# [AIM OF THE EXERCISE]
Return all of the entries exactly, with nothing added or left out.
** BEGIN **
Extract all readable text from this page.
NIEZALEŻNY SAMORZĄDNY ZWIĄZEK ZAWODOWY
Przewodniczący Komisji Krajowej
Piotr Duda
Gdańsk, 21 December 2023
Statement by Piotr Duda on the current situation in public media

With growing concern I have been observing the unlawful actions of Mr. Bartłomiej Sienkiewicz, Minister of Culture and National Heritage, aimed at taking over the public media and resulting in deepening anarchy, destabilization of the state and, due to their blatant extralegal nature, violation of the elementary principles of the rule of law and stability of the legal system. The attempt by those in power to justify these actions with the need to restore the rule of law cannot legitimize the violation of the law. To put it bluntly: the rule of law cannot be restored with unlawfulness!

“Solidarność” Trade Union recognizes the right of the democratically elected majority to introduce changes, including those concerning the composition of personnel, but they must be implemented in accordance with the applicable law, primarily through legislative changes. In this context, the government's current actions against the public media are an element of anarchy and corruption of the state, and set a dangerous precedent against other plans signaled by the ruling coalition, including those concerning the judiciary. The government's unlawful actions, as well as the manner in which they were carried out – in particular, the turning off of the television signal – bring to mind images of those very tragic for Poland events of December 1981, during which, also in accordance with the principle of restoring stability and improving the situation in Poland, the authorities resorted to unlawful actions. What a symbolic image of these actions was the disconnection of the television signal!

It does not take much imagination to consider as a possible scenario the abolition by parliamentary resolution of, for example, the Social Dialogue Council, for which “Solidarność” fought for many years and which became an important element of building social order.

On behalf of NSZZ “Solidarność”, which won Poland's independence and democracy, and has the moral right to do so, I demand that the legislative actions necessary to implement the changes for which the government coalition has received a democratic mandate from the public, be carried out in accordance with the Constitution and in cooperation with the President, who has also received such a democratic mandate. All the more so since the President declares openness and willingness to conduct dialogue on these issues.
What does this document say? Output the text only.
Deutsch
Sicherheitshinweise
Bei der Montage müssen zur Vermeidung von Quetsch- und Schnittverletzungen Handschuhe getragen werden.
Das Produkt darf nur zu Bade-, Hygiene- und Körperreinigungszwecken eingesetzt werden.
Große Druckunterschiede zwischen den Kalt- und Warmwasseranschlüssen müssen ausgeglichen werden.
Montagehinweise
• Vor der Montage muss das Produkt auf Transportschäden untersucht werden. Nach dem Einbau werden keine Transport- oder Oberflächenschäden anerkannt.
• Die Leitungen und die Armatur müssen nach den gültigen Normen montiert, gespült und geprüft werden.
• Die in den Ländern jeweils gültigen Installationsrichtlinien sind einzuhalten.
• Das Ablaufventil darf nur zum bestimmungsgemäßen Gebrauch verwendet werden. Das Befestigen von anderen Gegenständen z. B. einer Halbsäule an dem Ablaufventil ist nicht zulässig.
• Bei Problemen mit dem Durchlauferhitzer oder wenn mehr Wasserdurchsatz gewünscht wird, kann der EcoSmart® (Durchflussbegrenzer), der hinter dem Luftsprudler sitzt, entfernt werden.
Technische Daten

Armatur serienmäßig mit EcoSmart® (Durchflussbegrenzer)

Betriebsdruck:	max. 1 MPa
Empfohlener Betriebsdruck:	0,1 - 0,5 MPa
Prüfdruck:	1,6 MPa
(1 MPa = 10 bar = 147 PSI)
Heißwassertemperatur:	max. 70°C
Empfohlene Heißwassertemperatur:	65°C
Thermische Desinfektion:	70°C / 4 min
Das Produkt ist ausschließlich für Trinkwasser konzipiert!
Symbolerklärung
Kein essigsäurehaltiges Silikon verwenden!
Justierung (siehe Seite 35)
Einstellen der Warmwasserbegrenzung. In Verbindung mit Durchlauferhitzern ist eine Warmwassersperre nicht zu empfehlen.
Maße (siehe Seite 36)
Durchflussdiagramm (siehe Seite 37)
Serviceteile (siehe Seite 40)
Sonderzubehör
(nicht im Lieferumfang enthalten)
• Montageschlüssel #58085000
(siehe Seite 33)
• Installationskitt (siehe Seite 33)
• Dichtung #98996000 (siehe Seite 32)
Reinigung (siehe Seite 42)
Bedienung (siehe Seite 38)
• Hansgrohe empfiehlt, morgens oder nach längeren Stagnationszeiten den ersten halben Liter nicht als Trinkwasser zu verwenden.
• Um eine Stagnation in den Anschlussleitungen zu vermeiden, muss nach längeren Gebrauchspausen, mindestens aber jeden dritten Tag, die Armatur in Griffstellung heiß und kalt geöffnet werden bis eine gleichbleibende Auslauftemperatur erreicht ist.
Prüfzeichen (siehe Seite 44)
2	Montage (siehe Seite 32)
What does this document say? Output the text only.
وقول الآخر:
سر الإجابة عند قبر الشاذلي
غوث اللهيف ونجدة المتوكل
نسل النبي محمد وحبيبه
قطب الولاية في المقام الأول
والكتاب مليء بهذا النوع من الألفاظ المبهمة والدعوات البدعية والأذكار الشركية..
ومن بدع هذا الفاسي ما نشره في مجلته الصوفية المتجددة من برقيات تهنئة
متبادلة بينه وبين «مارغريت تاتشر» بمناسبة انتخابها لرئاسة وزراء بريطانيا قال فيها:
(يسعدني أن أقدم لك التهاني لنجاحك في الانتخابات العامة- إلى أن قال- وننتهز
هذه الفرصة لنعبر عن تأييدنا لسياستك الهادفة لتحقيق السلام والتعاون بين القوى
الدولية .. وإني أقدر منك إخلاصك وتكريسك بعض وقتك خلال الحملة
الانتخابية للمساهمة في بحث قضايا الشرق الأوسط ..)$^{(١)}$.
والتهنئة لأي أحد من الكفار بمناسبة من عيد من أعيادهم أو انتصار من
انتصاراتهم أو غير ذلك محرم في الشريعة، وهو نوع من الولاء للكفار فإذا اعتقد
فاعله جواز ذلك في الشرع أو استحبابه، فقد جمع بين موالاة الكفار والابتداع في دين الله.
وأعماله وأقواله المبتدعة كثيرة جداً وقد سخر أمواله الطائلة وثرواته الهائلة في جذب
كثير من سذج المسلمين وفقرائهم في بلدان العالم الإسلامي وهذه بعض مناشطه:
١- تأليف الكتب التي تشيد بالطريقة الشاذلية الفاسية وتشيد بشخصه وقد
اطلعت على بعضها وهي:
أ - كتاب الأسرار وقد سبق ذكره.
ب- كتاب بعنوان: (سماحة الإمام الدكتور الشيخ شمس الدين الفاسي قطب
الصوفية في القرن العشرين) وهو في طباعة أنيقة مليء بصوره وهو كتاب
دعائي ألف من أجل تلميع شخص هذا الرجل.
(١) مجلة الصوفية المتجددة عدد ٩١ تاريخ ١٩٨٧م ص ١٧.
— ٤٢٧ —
** END **
# [ANSWER TO THE EXERCISE]
Extract all readable text from this page.
NIEZALEŻNY SAMORZĄDNY ZWIĄZEK ZAWODOWY
Przewodniczący Komisji Krajowej
Piotr Duda
Gdańsk, 21 December 2023
Statement by Piotr Duda on the current situation in public media

With growing concern I have been observing the unlawful actions of Mr. Bartłomiej Sienkiewicz, Minister of Culture and National Heritage, aimed at taking over the public media and resulting in deepening anarchy, destabilization of the state and, due to their blatant extralegal nature, violation of the elementary principles of the rule of law and stability of the legal system. The attempt by those in power to justify these actions with the need to restore the rule of law cannot legitimize the violation of the law. To put it bluntly: the rule of law cannot be restored with unlawfulness!

“Solidarność” Trade Union recognizes the right of the democratically elected majority to introduce changes, including those concerning the composition of personnel, but they must be implemented in accordance with the applicable law, primarily through legislative changes. In this context, the government's current actions against the public media are an element of anarchy and corruption of the state, and set a dangerous precedent against other plans signaled by the ruling coalition, including those concerning the judiciary. The government's unlawful actions, as well as the manner in which they were carried out – in particular, the turning off of the television signal – bring to mind images of those very tragic for Poland events of December 1981, during which, also in accordance with the principle of restoring stability and improving the situation in Poland, the authorities resorted to unlawful actions. What a symbolic image of these actions was the disconnection of the television signal!

It does not take much imagination to consider as a possible scenario the abolition by parliamentary resolution of, for example, the Social Dialogue Council, for which “Solidarność” fought for many years and which became an important element of building social order.

On behalf of NSZZ “Solidarność”, which won Poland's independence and democracy, and has the moral right to do so, I demand that the legislative actions necessary to implement the changes for which the government coalition has received a democratic mandate from the public, be carried out in accordance with the Constitution and in cooperation with the President, who has also received such a democratic mandate. All the more so since the President declares openness and willingness to conduct dialogue on these issues.
What does this document say? Output the text only.
Deutsch
Sicherheitshinweise
Bei der Montage müssen zur Vermeidung von Quetsch- und Schnittverletzungen Handschuhe getragen werden.
Das Produkt darf nur zu Bade-, Hygiene- und Körperreinigungszwecken eingesetzt werden.
Große Druckunterschiede zwischen den Kalt- und Warmwasseranschlüssen müssen ausgeglichen werden.
Montagehinweise
• Vor der Montage muss das Produkt auf Transportschäden untersucht werden. Nach dem Einbau werden keine Transport- oder Oberflächenschäden anerkannt.
• Die Leitungen und die Armatur müssen nach den gültigen Normen montiert, gespült und geprüft werden.
• Die in den Ländern jeweils gültigen Installationsrichtlinien sind einzuhalten.
• Das Ablaufventil darf nur zum bestimmungsgemäßen Gebrauch verwendet werden. Das Befestigen von anderen Gegenständen z. B. einer Halbsäule an dem Ablaufventil ist nicht zulässig.
• Bei Problemen mit dem Durchlauferhitzer oder wenn mehr Wasserdurchsatz gewünscht wird, kann der EcoSmart® (Durchflussbegrenzer), der hinter dem Luftsprudler sitzt, entfernt werden.
Technische Daten

Armatur serienmäßig mit EcoSmart® (Durchflussbegrenzer)

Betriebsdruck:	max. 1 MPa
Empfohlener Betriebsdruck:	0,1 - 0,5 MPa
Prüfdruck:	1,6 MPa
(1 MPa = 10 bar = 147 PSI)
Heißwassertemperatur:	max. 70°C
Empfohlene Heißwassertemperatur:	65°C
Thermische Desinfektion:	70°C / 4 min
Das Produkt ist ausschließlich für Trinkwasser konzipiert!
Symbolerklärung
Kein essigsäurehaltiges Silikon verwenden!
Justierung (siehe Seite 35)
Einstellen der Warmwasserbegrenzung. In Verbindung mit Durchlauferhitzern ist eine Warmwassersperre nicht zu empfehlen.
Maße (siehe Seite 36)
Durchflussdiagramm (siehe Seite 37)
Serviceteile (siehe Seite 40)
Sonderzubehör
(nicht im Lieferumfang enthalten)
• Montageschlüssel #58085000
(siehe Seite 33)
• Installationskitt (siehe Seite 33)
• Dichtung #98996000 (siehe Seite 32)
Reinigung (siehe Seite 42)
Bedienung (siehe Seite 38)
• Hansgrohe empfiehlt, morgens oder nach längeren Stagnationszeiten den ersten halben Liter nicht als Trinkwasser zu verwenden.
• Um eine Stagnation in den Anschlussleitungen zu vermeiden, muss nach längeren Gebrauchspausen, mindestens aber jeden dritten Tag, die Armatur in Griffstellung heiß und kalt geöffnet werden bis eine gleichbleibende Auslauftemperatur erreicht ist.
Prüfzeichen (siehe Seite 44)
2	Montage (siehe Seite 32)
What does this document say? Output the text only.
وقول الآخر:
سر الإجابة عند قبر الشاذلي
غوث اللهيف ونجدة المتوكل
نسل النبي محمد وحبيبه
قطب الولاية في المقام الأول
والكتاب مليء بهذا النوع من الألفاظ المبهمة والدعوات البدعية والأذكار الشركية..
ومن بدع هذا الفاسي ما نشره في مجلته الصوفية المتجددة من برقيات تهنئة
متبادلة بينه وبين «مارغريت تاتشر» بمناسبة انتخابها لرئاسة وزراء بريطانيا قال فيها:
(يسعدني أن أقدم لك التهاني لنجاحك في الانتخابات العامة- إلى أن قال- وننتهز
هذه الفرصة لنعبر عن تأييدنا لسياستك الهادفة لتحقيق السلام والتعاون بين القوى
الدولية .. وإني أقدر منك إخلاصك وتكريسك بعض وقتك خلال الحملة
الانتخابية للمساهمة في بحث قضايا الشرق الأوسط ..)$^{(١)}$.
والتهنئة لأي أحد من الكفار بمناسبة من عيد من أعيادهم أو انتصار من
انتصاراتهم أو غير ذلك محرم في الشريعة، وهو نوع من الولاء للكفار فإذا اعتقد
فاعله جواز ذلك في الشرع أو استحبابه، فقد جمع بين موالاة الكفار والابتداع في دين الله.
وأعماله وأقواله المبتدعة كثيرة جداً وقد سخر أمواله الطائلة وثرواته الهائلة في جذب
كثير من سذج المسلمين وفقرائهم في بلدان العالم الإسلامي وهذه بعض مناشطه:
١- تأليف الكتب التي تشيد بالطريقة الشاذلية الفاسية وتشيد بشخصه وقد
اطلعت على بعضها وهي:
أ - كتاب الأسرار وقد سبق ذكره.
ب- كتاب بعنوان: (سماحة الإمام الدكتور الشيخ شمس الدين الفاسي قطب
الصوفية في القرن العشرين) وهو في طباعة أنيقة مليء بصوره وهو كتاب
دعائي ألف من أجل تلميع شخص هذا الرجل.
(١) مجلة الصوفية المتجددة عدد ٩١ تاريخ ١٩٨٧م ص ١٧.
— ٤٢٧ —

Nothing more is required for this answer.